■ **Directions for this task**: Reproduce the items below word for word, omitting the pictures.

■ **Data provided**:
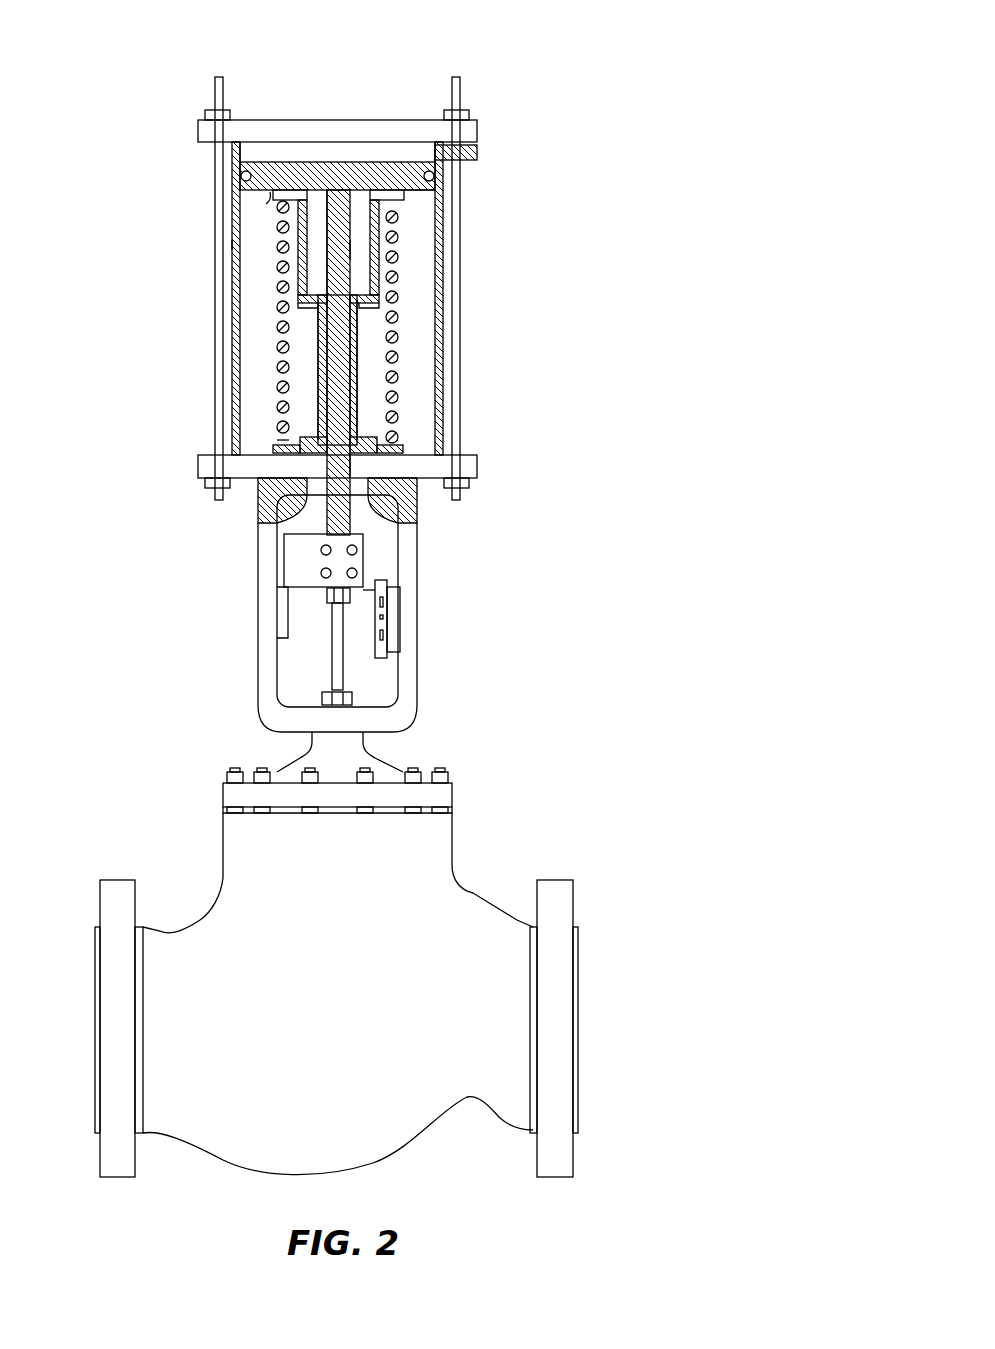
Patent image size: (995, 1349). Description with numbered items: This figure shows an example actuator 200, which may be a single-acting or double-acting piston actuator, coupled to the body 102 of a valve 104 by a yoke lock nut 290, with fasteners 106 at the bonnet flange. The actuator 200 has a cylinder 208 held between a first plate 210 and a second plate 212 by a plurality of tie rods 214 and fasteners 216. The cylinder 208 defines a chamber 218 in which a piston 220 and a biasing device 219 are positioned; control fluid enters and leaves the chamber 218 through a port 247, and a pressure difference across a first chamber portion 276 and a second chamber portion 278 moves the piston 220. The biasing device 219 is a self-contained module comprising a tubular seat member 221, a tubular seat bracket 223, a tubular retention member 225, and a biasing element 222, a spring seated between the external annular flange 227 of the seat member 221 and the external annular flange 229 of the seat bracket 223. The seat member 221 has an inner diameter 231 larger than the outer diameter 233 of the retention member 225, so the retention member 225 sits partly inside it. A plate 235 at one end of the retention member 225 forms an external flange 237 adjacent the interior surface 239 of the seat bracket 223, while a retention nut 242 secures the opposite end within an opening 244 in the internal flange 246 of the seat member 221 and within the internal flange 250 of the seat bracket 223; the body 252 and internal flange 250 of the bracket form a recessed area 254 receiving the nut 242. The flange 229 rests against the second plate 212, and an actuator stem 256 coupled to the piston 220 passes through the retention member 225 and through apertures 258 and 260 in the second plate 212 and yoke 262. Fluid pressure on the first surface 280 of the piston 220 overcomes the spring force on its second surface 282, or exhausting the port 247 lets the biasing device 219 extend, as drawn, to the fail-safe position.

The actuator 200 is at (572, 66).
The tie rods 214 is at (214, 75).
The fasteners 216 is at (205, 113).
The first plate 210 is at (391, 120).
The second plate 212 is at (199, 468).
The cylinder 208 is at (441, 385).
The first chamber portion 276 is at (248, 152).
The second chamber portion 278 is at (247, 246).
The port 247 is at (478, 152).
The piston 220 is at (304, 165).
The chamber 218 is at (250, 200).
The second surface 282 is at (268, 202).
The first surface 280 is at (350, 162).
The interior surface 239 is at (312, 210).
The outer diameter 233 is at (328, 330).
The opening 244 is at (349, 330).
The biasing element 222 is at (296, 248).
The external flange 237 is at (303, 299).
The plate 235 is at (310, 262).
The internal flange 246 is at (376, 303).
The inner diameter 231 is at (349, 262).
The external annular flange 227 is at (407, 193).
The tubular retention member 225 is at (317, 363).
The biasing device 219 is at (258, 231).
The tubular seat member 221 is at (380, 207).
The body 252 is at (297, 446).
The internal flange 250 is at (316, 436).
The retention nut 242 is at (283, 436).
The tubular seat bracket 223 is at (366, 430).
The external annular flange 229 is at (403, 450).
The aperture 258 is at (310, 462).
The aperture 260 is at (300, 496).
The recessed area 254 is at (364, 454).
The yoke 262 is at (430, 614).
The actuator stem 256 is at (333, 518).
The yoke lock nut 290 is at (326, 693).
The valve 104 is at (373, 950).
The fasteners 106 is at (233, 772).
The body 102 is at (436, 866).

■ **Finished answer**:
Patent image size: (995, 1349). Description with numbered items: This figure shows an example actuator 200, which may be a single-acting or double-acting piston actuator, coupled to the body 102 of a valve 104 by a yoke lock nut 290, with fasteners 106 at the bonnet flange. The actuator 200 has a cylinder 208 held between a first plate 210 and a second plate 212 by a plurality of tie rods 214 and fasteners 216. The cylinder 208 defines a chamber 218 in which a piston 220 and a biasing device 219 are positioned; control fluid enters and leaves the chamber 218 through a port 247, and a pressure difference across a first chamber portion 276 and a second chamber portion 278 moves the piston 220. The biasing device 219 is a self-contained module comprising a tubular seat member 221, a tubular seat bracket 223, a tubular retention member 225, and a biasing element 222, a spring seated between the external annular flange 227 of the seat member 221 and the external annular flange 229 of the seat bracket 223. The seat member 221 has an inner diameter 231 larger than the outer diameter 233 of the retention member 225, so the retention member 225 sits partly inside it. A plate 235 at one end of the retention member 225 forms an external flange 237 adjacent the interior surface 239 of the seat bracket 223, while a retention nut 242 secures the opposite end within an opening 244 in the internal flange 246 of the seat member 221 and within the internal flange 250 of the seat bracket 223; the body 252 and internal flange 250 of the bracket form a recessed area 254 receiving the nut 242. The flange 229 rests against the second plate 212, and an actuator stem 256 coupled to the piston 220 passes through the retention member 225 and through apertures 258 and 260 in the second plate 212 and yoke 262. Fluid pressure on the first surface 280 of the piston 220 overcomes the spring force on its second surface 282, or exhausting the port 247 lets the biasing device 219 extend, as drawn, to the fail-safe position.

The actuator 200 is at (572, 66).
The tie rods 214 is at (214, 75).
The fasteners 216 is at (205, 113).
The first plate 210 is at (391, 120).
The second plate 212 is at (199, 468).
The cylinder 208 is at (441, 385).
The first chamber portion 276 is at (248, 152).
The second chamber portion 278 is at (247, 246).
The port 247 is at (478, 152).
The piston 220 is at (304, 165).
The chamber 218 is at (250, 200).
The second surface 282 is at (268, 202).
The first surface 280 is at (350, 162).
The interior surface 239 is at (312, 210).
The outer diameter 233 is at (328, 330).
The opening 244 is at (349, 330).
The biasing element 222 is at (296, 248).
The external flange 237 is at (303, 299).
The plate 235 is at (310, 262).
The internal flange 246 is at (376, 303).
The inner diameter 231 is at (349, 262).
The external annular flange 227 is at (407, 193).
The tubular retention member 225 is at (317, 363).
The biasing device 219 is at (258, 231).
The tubular seat member 221 is at (380, 207).
The body 252 is at (297, 446).
The internal flange 250 is at (316, 436).
The retention nut 242 is at (283, 436).
The tubular seat bracket 223 is at (366, 430).
The external annular flange 229 is at (403, 450).
The aperture 258 is at (310, 462).
The aperture 260 is at (300, 496).
The recessed area 254 is at (364, 454).
The yoke 262 is at (430, 614).
The actuator stem 256 is at (333, 518).
The yoke lock nut 290 is at (326, 693).
The valve 104 is at (373, 950).
The fasteners 106 is at (233, 772).
The body 102 is at (436, 866).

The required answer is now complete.